* **PROBLEM DETAILS**:
Extract each line from the entries below that has the string "xlabel" in it.

* **DATA EXCERPTS**:
────────

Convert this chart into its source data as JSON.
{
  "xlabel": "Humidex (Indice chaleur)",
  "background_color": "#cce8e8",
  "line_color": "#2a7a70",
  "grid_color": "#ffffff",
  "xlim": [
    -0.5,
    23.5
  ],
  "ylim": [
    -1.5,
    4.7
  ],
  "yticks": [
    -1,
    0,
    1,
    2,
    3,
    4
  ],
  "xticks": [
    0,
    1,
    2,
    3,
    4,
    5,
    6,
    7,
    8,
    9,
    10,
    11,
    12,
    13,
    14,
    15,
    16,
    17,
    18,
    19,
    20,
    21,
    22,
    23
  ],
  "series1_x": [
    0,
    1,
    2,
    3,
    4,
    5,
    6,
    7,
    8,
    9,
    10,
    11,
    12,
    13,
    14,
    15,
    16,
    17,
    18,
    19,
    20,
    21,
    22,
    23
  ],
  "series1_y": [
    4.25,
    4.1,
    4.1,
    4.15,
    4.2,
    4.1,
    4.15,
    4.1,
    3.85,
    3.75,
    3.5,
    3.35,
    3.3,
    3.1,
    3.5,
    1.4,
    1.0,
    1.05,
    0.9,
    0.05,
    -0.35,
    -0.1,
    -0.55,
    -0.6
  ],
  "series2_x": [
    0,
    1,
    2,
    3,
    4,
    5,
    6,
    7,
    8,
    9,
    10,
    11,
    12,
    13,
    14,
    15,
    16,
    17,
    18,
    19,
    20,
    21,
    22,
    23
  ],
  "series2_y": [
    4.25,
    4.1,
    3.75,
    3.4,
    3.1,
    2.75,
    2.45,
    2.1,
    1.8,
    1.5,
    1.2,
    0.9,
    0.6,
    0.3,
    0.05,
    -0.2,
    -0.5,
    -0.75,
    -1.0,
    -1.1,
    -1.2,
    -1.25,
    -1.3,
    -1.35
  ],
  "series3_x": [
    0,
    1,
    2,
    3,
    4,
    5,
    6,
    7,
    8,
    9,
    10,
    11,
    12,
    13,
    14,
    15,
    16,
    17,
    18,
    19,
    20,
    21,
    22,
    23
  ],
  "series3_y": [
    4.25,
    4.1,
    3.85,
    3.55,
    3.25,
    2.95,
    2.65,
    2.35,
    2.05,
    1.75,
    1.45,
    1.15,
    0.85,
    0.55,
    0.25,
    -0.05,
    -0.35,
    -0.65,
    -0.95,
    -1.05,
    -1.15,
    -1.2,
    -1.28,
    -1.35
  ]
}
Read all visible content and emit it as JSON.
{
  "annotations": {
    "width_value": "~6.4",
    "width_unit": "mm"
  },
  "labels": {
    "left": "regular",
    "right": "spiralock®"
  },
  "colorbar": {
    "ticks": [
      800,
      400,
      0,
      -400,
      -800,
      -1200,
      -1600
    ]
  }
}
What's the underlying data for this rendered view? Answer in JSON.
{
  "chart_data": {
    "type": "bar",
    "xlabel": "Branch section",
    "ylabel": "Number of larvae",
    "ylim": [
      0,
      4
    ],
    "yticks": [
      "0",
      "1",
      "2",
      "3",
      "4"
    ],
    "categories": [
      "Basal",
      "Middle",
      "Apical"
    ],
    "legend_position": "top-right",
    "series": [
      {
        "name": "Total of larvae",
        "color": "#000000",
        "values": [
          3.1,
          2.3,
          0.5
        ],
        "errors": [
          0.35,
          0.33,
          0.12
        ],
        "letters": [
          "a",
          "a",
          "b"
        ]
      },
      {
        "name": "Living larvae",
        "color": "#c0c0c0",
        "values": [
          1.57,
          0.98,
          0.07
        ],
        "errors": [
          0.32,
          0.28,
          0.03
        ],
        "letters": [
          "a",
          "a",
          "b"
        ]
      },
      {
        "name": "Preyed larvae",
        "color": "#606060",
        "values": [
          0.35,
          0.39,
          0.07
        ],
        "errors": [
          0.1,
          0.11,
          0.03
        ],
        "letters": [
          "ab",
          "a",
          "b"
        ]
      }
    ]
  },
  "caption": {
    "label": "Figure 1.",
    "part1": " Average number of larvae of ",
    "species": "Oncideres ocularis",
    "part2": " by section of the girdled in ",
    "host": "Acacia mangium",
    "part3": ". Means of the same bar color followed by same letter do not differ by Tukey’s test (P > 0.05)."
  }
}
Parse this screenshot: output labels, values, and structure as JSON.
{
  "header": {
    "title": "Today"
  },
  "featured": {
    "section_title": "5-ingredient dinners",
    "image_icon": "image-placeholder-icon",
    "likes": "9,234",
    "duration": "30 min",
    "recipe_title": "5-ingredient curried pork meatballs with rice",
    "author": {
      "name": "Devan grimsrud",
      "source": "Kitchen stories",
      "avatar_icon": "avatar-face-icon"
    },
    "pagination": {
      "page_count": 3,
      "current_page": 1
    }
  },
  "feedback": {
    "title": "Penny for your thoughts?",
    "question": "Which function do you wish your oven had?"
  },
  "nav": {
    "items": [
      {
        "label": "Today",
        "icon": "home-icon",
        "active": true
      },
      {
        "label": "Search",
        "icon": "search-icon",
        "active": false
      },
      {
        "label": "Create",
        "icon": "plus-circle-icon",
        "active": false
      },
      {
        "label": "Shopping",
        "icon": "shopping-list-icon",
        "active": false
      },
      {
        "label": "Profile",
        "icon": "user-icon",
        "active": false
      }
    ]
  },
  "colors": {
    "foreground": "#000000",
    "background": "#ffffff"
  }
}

────────

* **FULL OUTPUT**:
  "xlabel": "Humidex (Indice chaleur)",
    "xlabel": "Branch section",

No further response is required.